Sydney, 18 dicembre – Il primo ministro australiano Anthony Albanese ha annunciato oggi una serie di misure contro l’odio e la radicalizzazione, a poche ore dalla sparatoria che ha sconvolto Bondi Beach, uno dei posti più amati della città. La notizia è arrivata durante una conferenza stampa a Canberra, dopo che ieri pomeriggio un uomo armato ha sparato, uccidendo due persone e ferendone altre quattro. “Dobbiamo fare molto di più per combattere questo male”, ha detto Albanese, visibilmente scosso, davanti ai giornalisti.
Bondi Beach sotto choc dopo la sparatoria
Questa mattina Bondi Beach si è svegliata in un silenzio irreale. Le strade, di solito piene di surfisti e turisti, sono sorvegliate dalla polizia. Il luogo dell’attacco, tra Hall Street e Campbell Parade, è ancora transennato. Secondo le prime informazioni della polizia del New South Wales, l’aggressore ha agito da solo, sparando a caso contro chiunque si trovasse lì poco dopo le 18 locali. “Abbiamo sentito urla e poi tanti colpi di pistola, la gente correva in tutte le direzioni”, racconta Mark Evans, che abita vicino.

**Dati di origine**

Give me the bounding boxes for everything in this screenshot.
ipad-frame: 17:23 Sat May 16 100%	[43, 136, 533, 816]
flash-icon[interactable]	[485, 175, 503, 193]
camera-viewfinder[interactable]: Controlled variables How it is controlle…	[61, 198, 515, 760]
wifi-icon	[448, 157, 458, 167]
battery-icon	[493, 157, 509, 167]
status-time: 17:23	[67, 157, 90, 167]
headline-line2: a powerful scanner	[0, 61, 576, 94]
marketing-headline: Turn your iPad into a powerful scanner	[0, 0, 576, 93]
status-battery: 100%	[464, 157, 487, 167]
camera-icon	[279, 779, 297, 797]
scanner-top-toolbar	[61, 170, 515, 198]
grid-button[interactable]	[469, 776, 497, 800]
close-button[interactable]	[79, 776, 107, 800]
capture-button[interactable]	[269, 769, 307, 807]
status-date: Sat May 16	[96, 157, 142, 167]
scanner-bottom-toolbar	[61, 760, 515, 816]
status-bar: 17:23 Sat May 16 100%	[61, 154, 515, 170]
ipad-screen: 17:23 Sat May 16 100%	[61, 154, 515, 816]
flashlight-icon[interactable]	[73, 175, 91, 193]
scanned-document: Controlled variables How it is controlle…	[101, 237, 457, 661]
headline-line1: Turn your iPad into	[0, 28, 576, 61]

**Esercizi**
1. Trascrivi dal testo sulla sparatoria di Bondi Beach tutto ciò che va da "Sydney, 18 dicembre" fino a "davanti ai giornalisti.".
2. Scrivi il seguito del testo sulla sparatoria di Bondi Beach, riprendendo subito dopo la sua ultima frase.

**Soluzioni numerate**
1.
Sydney, 18 dicembre – Il primo ministro australiano Anthony Albanese ha annunciato oggi una serie di misure contro l’odio e la radicalizzazione, a poche ore dalla sparatoria che ha sconvolto Bondi Beach, uno dei posti più amati della città. La notizia è arrivata durante una conferenza stampa a Canberra, dopo che ieri pomeriggio un uomo armato ha sparato, uccidendo due persone e ferendone altre quattro. “Dobbiamo fare molto di più per combattere questo male”, ha detto Albanese, visibilmente scosso, davanti ai giornalisti.

2.
Le indagini e chi è l’attentatore
Gli investigatori stanno cercando di capire perché l’uomo ha fatto fuoco. Per ora non sono stati resi noti dettagli sull’identità o sulle possibili connessioni dell’uomo armato. Ma fonti della polizia confermano che la pista della radicalizzazione è una delle più seguite. “Stiamo controllando i suoi contatti e quello che ha scritto sui social”, spiega il commissario Karen Webb. Le autorità escludono che avesse complici. L’uomo è stato ucciso dagli agenti intervenuti.
Il governo reagisce: visti e predicatori estremisti nel mirino
Il premier Albanese ha detto chiaramente che bisogna “colpire i predicatori estremisti” e ha annunciato l’intenzione di revocare i visti a chiunque diffonda odio in Australia. “Non possiamo permettere che chi arriva qui porti con sé idee pericolose per la nostra sicurezza”, ha ribadito. Il governo sta pensando a nuove regole per controllare meglio chi entra nel Paese e per tenere d’occhio le attività online di chi potrebbe rappresentare un rischio. “Non vogliamo solo prevenire altri attacchi”, ha aggiunto Albanese, “ma anche proteggere la nostra società”.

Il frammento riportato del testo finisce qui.